Write the entries below out again without a single difference.

[Stored entries]
# # # # #
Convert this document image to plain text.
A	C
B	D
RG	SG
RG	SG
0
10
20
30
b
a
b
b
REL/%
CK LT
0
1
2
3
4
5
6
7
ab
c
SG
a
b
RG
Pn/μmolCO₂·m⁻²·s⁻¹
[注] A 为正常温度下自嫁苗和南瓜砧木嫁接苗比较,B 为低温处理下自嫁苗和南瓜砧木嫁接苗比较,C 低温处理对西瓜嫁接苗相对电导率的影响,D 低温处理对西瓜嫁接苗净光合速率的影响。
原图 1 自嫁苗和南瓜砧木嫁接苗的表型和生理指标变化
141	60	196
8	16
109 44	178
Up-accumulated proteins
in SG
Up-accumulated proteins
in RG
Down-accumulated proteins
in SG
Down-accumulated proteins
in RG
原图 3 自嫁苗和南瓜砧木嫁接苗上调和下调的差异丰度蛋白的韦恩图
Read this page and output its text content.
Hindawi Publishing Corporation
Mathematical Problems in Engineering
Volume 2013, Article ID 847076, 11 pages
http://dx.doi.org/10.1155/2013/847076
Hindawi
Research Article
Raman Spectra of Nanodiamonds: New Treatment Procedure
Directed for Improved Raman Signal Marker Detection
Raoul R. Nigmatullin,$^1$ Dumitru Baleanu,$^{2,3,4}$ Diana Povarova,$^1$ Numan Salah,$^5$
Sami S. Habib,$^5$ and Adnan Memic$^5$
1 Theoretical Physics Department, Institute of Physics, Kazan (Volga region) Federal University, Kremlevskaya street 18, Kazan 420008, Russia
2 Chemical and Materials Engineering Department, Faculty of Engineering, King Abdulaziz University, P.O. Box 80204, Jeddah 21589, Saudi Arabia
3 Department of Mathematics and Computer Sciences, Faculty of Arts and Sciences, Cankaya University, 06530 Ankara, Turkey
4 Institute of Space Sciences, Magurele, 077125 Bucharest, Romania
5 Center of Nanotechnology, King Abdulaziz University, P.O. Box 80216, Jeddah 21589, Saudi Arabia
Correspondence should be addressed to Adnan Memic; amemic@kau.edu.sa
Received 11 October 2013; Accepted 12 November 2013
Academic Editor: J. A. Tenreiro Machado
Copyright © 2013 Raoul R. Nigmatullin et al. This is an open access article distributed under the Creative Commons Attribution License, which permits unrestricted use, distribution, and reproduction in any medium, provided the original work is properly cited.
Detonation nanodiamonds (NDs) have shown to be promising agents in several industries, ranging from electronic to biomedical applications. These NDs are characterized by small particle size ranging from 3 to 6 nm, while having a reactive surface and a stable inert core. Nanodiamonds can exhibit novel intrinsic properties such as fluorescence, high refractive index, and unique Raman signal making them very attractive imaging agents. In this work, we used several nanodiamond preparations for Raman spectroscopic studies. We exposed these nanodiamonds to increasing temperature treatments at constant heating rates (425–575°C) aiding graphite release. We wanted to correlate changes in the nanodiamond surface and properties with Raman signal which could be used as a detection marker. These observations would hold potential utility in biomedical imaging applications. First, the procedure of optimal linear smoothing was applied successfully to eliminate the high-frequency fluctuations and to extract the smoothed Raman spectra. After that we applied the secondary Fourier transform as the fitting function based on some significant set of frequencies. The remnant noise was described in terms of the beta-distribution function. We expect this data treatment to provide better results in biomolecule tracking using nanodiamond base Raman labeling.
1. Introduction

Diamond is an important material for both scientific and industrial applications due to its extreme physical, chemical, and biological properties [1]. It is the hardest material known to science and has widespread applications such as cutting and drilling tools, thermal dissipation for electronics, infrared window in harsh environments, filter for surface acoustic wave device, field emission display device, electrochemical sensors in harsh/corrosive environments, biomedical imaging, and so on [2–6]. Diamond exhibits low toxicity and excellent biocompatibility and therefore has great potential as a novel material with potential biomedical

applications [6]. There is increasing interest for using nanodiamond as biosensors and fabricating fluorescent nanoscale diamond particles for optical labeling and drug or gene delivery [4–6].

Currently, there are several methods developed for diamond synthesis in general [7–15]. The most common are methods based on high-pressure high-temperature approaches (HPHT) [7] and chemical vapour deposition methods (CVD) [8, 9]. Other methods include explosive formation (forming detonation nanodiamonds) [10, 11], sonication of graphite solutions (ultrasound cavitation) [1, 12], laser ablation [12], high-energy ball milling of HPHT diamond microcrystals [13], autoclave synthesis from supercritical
# # # # #
**SOLUTION TO THIS PROBLEM:**
Convert this document image to plain text.
A	C
B	D
RG	SG
RG	SG
0
10
20
30
b
a
b
b
REL/%
CK LT
0
1
2
3
4
5
6
7
ab
c
SG
a
b
RG
Pn/μmolCO₂·m⁻²·s⁻¹
[注] A 为正常温度下自嫁苗和南瓜砧木嫁接苗比较,B 为低温处理下自嫁苗和南瓜砧木嫁接苗比较,C 低温处理对西瓜嫁接苗相对电导率的影响,D 低温处理对西瓜嫁接苗净光合速率的影响。
原图 1 自嫁苗和南瓜砧木嫁接苗的表型和生理指标变化
141	60	196
8	16
109 44	178
Up-accumulated proteins
in SG
Up-accumulated proteins
in RG
Down-accumulated proteins
in SG
Down-accumulated proteins
in RG
原图 3 自嫁苗和南瓜砧木嫁接苗上调和下调的差异丰度蛋白的韦恩图
Read this page and output its text content.
Hindawi Publishing Corporation
Mathematical Problems in Engineering
Volume 2013, Article ID 847076, 11 pages
http://dx.doi.org/10.1155/2013/847076
Hindawi
Research Article
Raman Spectra of Nanodiamonds: New Treatment Procedure
Directed for Improved Raman Signal Marker Detection
Raoul R. Nigmatullin,$^1$ Dumitru Baleanu,$^{2,3,4}$ Diana Povarova,$^1$ Numan Salah,$^5$
Sami S. Habib,$^5$ and Adnan Memic$^5$
1 Theoretical Physics Department, Institute of Physics, Kazan (Volga region) Federal University, Kremlevskaya street 18, Kazan 420008, Russia
2 Chemical and Materials Engineering Department, Faculty of Engineering, King Abdulaziz University, P.O. Box 80204, Jeddah 21589, Saudi Arabia
3 Department of Mathematics and Computer Sciences, Faculty of Arts and Sciences, Cankaya University, 06530 Ankara, Turkey
4 Institute of Space Sciences, Magurele, 077125 Bucharest, Romania
5 Center of Nanotechnology, King Abdulaziz University, P.O. Box 80216, Jeddah 21589, Saudi Arabia
Correspondence should be addressed to Adnan Memic; amemic@kau.edu.sa
Received 11 October 2013; Accepted 12 November 2013
Academic Editor: J. A. Tenreiro Machado
Copyright © 2013 Raoul R. Nigmatullin et al. This is an open access article distributed under the Creative Commons Attribution License, which permits unrestricted use, distribution, and reproduction in any medium, provided the original work is properly cited.
Detonation nanodiamonds (NDs) have shown to be promising agents in several industries, ranging from electronic to biomedical applications. These NDs are characterized by small particle size ranging from 3 to 6 nm, while having a reactive surface and a stable inert core. Nanodiamonds can exhibit novel intrinsic properties such as fluorescence, high refractive index, and unique Raman signal making them very attractive imaging agents. In this work, we used several nanodiamond preparations for Raman spectroscopic studies. We exposed these nanodiamonds to increasing temperature treatments at constant heating rates (425–575°C) aiding graphite release. We wanted to correlate changes in the nanodiamond surface and properties with Raman signal which could be used as a detection marker. These observations would hold potential utility in biomedical imaging applications. First, the procedure of optimal linear smoothing was applied successfully to eliminate the high-frequency fluctuations and to extract the smoothed Raman spectra. After that we applied the secondary Fourier transform as the fitting function based on some significant set of frequencies. The remnant noise was described in terms of the beta-distribution function. We expect this data treatment to provide better results in biomolecule tracking using nanodiamond base Raman labeling.
1. Introduction

Diamond is an important material for both scientific and industrial applications due to its extreme physical, chemical, and biological properties [1]. It is the hardest material known to science and has widespread applications such as cutting and drilling tools, thermal dissipation for electronics, infrared window in harsh environments, filter for surface acoustic wave device, field emission display device, electrochemical sensors in harsh/corrosive environments, biomedical imaging, and so on [2–6]. Diamond exhibits low toxicity and excellent biocompatibility and therefore has great potential as a novel material with potential biomedical

applications [6]. There is increasing interest for using nanodiamond as biosensors and fabricating fluorescent nanoscale diamond particles for optical labeling and drug or gene delivery [4–6].

Currently, there are several methods developed for diamond synthesis in general [7–15]. The most common are methods based on high-pressure high-temperature approaches (HPHT) [7] and chemical vapour deposition methods (CVD) [8, 9]. Other methods include explosive formation (forming detonation nanodiamonds) [10, 11], sonication of graphite solutions (ultrasound cavitation) [1, 12], laser ablation [12], high-energy ball milling of HPHT diamond microcrystals [13], autoclave synthesis from supercritical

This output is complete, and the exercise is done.